## START Supplied data

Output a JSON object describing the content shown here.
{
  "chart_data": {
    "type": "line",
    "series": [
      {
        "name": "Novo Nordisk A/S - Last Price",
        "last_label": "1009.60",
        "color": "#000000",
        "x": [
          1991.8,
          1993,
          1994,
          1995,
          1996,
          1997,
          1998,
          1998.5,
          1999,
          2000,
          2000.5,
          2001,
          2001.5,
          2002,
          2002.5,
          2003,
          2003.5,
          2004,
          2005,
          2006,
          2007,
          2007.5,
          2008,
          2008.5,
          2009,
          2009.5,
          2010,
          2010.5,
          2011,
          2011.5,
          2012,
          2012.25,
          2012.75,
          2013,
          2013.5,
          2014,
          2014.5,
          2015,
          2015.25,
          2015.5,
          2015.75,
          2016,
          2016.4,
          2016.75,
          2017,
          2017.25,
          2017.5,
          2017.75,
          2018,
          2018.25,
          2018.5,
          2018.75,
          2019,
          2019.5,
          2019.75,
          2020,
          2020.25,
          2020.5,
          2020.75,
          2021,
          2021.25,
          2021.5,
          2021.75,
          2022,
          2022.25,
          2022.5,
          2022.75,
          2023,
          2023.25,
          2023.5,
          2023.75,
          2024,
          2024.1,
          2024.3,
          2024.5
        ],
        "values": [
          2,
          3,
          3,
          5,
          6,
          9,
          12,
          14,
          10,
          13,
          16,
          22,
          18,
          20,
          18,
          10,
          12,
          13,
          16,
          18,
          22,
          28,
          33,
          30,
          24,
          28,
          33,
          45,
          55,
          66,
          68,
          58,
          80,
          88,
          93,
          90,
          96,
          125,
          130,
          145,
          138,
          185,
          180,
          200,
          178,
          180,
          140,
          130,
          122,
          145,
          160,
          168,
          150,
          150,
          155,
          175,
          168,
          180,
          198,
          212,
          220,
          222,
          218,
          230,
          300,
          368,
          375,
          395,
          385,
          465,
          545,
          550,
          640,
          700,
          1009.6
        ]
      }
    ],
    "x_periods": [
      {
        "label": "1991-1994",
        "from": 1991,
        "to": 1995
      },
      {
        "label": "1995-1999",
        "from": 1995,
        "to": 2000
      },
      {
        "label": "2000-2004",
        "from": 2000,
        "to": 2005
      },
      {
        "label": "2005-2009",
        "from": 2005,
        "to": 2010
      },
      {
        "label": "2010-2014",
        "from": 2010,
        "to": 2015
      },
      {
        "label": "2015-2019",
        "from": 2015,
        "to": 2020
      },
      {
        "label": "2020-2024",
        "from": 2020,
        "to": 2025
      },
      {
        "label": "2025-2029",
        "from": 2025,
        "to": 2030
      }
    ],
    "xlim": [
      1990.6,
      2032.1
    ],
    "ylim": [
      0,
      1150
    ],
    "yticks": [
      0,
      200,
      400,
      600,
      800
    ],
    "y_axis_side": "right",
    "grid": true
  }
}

## END Supplied data
## START Supplied data

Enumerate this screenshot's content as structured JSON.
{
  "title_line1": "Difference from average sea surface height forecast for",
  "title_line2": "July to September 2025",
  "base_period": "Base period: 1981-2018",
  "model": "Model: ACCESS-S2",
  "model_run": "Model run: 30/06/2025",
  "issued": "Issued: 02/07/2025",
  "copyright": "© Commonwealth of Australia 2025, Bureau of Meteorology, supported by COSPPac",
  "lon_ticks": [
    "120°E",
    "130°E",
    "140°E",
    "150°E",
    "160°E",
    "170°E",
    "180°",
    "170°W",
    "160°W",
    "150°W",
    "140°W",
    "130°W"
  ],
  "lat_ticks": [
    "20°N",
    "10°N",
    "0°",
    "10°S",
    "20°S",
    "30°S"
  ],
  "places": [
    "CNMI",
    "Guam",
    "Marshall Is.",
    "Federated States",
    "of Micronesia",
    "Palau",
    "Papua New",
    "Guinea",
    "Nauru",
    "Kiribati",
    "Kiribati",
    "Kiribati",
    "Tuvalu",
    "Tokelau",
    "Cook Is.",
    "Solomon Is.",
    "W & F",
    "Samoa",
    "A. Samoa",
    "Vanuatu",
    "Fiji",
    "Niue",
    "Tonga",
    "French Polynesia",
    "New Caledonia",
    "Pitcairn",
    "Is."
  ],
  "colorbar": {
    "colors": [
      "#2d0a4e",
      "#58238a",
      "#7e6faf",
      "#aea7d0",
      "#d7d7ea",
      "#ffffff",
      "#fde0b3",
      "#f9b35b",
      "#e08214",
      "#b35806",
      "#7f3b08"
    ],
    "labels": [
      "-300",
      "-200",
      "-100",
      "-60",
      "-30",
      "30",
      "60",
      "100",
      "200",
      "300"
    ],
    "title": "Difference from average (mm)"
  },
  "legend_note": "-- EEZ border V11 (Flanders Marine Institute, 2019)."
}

## END Supplied data
## START Supplied data

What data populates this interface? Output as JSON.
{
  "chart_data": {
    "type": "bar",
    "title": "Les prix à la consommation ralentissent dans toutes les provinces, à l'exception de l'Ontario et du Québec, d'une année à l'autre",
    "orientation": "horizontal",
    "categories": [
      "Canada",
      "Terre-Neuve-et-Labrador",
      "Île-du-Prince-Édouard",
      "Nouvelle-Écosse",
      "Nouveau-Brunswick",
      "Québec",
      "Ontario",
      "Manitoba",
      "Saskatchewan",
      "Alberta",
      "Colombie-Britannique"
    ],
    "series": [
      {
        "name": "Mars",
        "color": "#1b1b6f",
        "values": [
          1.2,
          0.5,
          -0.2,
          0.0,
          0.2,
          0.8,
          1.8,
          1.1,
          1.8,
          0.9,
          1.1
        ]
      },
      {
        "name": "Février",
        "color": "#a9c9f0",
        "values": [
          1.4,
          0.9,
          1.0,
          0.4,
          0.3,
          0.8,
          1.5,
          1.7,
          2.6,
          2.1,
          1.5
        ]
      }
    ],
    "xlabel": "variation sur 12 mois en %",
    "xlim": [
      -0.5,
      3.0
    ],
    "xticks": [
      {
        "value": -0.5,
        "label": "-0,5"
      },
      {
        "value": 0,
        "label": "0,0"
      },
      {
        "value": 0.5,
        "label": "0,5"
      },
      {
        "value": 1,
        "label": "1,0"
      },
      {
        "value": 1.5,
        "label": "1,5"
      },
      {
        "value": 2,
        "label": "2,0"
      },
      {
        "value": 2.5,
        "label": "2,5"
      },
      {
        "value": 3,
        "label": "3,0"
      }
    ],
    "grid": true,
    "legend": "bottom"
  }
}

## END Supplied data

Extract each line from the listing that holds the word "content".

Output a JSON object describing the content shown here.
Enumerate this screenshot's content as structured JSON.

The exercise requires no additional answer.